◆ Work request
Reproduce word for word the part of the SSE streaming proxy problem that begins with the words containing "- Count tokens" and ends with "channel is closed.".

◆ Exercise passage
/---
SSE Streaming Proxy + Token Metering
Source: Custom
Topics: Server-Sent Events, http.Flusher, streaming, context cancellation, token metering
Problem
Stream chunks to a client as Server-Sent Events, flushing each one immediately, while
metering how many tokens were sent — the core of an LLM/AI gateway that proxies a model's
token stream and bills per token.
Requirements:
CountTokens(s string) int — count whitespace-delimited tokens in a chunk.
StreamSSE(w http.ResponseWriter, r *http.Request, chunks <-chan string) (tokens int, err error):
- Set SSE headers (
Content-Type: text/event-stream, Cache-Control: no-cache, Connection: keep-alive).
- For each chunk, write an SSE event (
data: <chunk>\n\n) and flush it so the client sees it immediately.
- Count tokens across all chunks; return the running total.
- Stop and return
ctx.Err() if the client disconnects (r.Context() is cancelled).
- Return
nil with the total when the chunks channel is closed.
\---
◆ Data extract
/---
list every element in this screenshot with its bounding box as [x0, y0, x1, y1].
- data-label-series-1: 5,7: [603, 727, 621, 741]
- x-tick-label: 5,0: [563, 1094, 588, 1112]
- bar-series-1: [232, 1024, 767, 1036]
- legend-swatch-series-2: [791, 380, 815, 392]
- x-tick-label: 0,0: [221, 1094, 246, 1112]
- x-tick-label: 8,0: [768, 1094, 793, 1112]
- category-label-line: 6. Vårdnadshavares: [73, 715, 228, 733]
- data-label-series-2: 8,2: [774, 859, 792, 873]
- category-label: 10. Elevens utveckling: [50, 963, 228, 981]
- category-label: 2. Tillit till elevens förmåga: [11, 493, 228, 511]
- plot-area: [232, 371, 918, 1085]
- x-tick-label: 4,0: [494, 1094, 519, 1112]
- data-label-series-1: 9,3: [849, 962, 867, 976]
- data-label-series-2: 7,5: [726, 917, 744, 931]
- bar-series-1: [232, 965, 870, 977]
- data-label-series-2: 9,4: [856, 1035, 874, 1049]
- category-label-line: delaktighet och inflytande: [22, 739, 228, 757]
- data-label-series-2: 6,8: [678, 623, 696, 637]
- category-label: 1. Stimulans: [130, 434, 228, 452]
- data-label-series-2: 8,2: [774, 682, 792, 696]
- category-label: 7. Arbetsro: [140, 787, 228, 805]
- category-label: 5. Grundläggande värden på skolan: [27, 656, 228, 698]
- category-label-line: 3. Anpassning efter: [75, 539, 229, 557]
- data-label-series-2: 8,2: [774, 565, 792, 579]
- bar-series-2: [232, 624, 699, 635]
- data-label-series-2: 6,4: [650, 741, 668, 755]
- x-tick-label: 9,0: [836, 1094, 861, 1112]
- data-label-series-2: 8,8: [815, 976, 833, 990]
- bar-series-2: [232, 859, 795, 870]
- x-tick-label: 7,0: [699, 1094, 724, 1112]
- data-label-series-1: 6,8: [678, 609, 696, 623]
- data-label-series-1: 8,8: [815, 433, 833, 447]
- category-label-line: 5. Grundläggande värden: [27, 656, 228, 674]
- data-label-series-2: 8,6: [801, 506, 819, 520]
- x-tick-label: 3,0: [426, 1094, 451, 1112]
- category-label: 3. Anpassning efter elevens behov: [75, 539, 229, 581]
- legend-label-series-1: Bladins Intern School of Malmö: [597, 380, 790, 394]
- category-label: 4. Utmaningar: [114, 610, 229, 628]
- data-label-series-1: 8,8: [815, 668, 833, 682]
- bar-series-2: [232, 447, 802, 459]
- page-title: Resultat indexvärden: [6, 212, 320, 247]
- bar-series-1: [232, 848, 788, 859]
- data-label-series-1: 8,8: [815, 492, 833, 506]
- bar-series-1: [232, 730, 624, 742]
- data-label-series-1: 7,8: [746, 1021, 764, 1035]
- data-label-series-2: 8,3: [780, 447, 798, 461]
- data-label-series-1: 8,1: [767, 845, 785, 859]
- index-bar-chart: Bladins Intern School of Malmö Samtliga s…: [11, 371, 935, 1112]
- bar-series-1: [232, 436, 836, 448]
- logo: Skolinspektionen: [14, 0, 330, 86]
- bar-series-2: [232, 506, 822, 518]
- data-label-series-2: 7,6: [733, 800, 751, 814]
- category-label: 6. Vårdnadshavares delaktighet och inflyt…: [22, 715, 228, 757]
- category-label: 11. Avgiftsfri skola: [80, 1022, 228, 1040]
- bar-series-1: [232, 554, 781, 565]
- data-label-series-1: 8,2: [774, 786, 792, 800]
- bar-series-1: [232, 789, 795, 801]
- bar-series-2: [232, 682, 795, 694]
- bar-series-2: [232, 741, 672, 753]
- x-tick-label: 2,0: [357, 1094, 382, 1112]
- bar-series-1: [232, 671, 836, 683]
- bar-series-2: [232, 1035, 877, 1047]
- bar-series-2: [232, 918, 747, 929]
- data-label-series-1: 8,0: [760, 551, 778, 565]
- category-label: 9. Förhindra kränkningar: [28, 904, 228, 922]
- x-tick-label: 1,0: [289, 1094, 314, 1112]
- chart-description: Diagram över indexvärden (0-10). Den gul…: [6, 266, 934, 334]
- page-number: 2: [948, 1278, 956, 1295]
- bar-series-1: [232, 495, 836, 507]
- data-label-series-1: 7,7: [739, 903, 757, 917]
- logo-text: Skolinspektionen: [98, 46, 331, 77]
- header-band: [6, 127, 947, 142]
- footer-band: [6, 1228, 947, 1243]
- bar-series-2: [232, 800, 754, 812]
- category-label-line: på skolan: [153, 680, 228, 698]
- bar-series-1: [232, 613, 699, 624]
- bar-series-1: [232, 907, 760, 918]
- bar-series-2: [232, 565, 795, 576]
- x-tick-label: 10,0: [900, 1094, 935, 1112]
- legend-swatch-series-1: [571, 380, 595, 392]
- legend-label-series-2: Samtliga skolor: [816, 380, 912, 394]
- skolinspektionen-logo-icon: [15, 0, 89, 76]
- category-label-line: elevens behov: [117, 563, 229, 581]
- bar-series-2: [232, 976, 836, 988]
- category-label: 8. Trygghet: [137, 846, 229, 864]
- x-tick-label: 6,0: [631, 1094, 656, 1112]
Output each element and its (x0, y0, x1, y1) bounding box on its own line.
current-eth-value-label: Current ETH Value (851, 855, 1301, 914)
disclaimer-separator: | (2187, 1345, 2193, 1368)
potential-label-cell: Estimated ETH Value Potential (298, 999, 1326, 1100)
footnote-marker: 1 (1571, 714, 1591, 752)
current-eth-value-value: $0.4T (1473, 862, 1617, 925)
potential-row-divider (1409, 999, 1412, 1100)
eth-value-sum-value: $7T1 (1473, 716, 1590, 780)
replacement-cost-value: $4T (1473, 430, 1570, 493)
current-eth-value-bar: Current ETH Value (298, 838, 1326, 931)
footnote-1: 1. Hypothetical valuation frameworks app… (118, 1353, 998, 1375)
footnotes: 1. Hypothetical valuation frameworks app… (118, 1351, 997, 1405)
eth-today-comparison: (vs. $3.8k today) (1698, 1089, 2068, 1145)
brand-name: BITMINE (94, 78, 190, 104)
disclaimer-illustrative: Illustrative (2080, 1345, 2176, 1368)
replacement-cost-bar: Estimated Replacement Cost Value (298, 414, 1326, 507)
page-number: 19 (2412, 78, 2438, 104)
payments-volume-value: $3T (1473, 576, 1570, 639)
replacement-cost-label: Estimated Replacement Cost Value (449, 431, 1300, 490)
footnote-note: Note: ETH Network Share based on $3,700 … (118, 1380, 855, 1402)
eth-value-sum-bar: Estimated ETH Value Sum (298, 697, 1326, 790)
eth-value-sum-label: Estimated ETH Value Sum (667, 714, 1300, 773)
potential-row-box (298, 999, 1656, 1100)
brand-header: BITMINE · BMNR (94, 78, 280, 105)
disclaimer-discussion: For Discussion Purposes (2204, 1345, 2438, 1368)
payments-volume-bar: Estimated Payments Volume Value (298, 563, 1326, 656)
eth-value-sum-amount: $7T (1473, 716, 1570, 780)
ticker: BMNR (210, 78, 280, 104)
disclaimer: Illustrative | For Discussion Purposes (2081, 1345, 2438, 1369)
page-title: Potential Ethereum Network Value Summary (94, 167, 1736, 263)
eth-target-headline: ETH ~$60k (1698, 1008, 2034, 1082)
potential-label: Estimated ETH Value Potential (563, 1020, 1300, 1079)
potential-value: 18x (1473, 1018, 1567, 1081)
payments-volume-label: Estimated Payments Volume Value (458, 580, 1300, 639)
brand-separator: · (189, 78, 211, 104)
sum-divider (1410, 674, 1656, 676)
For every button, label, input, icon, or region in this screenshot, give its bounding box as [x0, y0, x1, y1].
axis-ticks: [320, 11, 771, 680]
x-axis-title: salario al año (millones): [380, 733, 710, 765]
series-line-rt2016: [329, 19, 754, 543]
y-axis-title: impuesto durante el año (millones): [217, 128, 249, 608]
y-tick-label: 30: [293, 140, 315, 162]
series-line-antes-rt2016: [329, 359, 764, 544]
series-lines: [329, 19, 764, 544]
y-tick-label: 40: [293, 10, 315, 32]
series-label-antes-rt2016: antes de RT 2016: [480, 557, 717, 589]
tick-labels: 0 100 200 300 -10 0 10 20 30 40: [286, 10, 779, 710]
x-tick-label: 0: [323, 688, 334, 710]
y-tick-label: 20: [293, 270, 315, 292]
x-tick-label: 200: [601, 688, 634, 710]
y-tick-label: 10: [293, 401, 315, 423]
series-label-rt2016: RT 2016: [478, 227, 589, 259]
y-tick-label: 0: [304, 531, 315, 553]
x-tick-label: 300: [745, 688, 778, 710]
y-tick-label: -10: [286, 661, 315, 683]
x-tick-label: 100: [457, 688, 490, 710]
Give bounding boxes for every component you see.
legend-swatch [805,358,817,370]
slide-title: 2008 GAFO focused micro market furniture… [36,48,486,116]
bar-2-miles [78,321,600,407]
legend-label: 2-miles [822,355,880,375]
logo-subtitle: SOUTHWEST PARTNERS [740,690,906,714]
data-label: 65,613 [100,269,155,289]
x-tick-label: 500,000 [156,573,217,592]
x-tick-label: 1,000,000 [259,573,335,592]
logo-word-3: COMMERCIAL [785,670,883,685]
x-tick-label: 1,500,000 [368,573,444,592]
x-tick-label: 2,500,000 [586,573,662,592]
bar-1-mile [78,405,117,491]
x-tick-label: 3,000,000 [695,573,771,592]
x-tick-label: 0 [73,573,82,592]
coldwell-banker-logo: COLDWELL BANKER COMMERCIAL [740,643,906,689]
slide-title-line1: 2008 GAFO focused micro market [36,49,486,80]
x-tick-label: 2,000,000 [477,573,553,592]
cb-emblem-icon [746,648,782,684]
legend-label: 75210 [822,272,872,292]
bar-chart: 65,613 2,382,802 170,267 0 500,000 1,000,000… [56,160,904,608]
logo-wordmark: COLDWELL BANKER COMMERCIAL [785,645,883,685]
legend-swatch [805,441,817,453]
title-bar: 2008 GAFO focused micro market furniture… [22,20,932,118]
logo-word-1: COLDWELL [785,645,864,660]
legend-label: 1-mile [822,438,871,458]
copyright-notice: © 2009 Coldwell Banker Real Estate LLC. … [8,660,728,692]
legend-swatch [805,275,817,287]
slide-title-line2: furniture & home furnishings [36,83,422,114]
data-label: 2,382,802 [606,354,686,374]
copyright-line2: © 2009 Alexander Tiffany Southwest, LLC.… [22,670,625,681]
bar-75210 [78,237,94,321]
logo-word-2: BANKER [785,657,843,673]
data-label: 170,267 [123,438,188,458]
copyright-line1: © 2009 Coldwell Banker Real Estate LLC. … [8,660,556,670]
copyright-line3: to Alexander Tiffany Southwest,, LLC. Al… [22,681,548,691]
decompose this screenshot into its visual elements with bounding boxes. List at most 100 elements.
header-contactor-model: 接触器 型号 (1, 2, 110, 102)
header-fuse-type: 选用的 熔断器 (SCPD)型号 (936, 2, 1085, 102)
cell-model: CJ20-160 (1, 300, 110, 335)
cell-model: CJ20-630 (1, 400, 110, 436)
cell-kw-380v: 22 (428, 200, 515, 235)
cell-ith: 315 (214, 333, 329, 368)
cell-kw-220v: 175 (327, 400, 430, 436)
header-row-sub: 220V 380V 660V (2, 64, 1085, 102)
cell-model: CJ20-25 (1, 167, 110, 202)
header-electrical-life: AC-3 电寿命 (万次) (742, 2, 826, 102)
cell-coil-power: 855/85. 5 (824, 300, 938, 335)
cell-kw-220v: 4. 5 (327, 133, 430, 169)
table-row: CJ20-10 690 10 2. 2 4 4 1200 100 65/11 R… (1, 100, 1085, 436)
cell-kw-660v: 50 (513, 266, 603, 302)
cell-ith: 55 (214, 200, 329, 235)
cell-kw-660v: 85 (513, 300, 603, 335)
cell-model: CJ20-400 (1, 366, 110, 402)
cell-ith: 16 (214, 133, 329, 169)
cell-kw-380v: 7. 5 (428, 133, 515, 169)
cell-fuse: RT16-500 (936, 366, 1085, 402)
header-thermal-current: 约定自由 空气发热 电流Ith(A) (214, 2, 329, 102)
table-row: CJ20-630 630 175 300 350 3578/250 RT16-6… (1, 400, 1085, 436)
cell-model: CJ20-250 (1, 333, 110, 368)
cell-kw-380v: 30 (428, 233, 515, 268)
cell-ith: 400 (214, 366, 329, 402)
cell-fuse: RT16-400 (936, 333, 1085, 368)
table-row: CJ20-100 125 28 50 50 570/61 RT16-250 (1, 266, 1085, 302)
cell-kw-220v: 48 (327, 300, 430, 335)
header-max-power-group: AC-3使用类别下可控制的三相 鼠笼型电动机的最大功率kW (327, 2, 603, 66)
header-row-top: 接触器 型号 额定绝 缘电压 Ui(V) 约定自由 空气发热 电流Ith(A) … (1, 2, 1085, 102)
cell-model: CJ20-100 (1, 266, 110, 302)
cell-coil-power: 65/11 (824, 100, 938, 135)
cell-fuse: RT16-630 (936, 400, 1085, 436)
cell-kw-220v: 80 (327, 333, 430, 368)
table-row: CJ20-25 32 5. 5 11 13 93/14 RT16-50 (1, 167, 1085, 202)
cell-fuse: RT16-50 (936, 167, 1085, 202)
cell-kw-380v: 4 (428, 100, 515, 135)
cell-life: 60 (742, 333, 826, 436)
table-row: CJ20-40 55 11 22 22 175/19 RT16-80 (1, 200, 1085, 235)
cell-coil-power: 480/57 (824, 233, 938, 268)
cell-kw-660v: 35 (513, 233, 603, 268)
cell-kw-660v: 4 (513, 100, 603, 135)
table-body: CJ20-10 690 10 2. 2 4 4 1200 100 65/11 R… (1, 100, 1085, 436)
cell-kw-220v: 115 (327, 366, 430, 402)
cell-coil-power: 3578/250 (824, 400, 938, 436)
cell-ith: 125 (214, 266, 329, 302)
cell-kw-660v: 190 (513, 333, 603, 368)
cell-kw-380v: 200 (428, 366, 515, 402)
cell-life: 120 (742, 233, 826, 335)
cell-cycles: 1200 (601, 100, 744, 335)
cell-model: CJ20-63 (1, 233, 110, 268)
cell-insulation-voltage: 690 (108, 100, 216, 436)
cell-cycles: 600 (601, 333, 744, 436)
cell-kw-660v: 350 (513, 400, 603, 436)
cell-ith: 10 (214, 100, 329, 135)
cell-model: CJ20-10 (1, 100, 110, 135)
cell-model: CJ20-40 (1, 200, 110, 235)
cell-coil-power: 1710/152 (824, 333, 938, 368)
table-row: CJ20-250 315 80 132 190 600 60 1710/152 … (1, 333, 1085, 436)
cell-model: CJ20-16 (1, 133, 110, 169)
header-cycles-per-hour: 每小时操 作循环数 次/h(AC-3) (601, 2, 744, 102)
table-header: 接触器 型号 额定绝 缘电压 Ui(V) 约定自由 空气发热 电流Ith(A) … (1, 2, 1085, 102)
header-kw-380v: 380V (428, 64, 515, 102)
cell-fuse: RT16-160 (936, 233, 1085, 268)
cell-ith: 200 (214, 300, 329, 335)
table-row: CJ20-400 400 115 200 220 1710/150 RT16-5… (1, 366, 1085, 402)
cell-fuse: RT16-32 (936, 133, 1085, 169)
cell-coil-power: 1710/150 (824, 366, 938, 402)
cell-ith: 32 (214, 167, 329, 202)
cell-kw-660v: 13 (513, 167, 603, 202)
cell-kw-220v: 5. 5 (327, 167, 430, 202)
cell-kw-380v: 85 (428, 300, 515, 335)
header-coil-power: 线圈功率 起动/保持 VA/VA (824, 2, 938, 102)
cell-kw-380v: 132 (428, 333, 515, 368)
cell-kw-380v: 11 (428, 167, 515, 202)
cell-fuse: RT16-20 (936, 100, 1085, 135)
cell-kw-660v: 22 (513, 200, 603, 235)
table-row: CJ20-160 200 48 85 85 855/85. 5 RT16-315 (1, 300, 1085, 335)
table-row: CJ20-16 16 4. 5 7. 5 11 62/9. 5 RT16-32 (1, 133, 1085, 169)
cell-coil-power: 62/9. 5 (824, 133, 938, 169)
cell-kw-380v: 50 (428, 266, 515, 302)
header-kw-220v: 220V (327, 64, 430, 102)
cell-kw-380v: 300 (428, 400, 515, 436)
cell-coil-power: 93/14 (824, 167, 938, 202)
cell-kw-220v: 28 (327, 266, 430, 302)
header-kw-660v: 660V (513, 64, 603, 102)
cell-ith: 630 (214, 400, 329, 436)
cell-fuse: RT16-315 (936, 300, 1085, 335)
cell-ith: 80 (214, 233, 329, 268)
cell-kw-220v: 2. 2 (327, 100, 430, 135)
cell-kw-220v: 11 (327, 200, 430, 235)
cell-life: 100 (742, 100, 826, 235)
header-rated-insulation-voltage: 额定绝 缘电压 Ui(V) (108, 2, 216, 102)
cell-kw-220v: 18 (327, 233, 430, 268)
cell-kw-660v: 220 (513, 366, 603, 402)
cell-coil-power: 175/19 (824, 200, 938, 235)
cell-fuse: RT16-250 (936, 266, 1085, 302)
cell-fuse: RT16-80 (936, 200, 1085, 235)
\---
◆ Your response
- Count tokens across all chunks; return the running total.
- Stop and return
ctx.Err() if the client disconnects (r.Context() is cancelled).
- Return
nil with the total when the chunks channel is closed.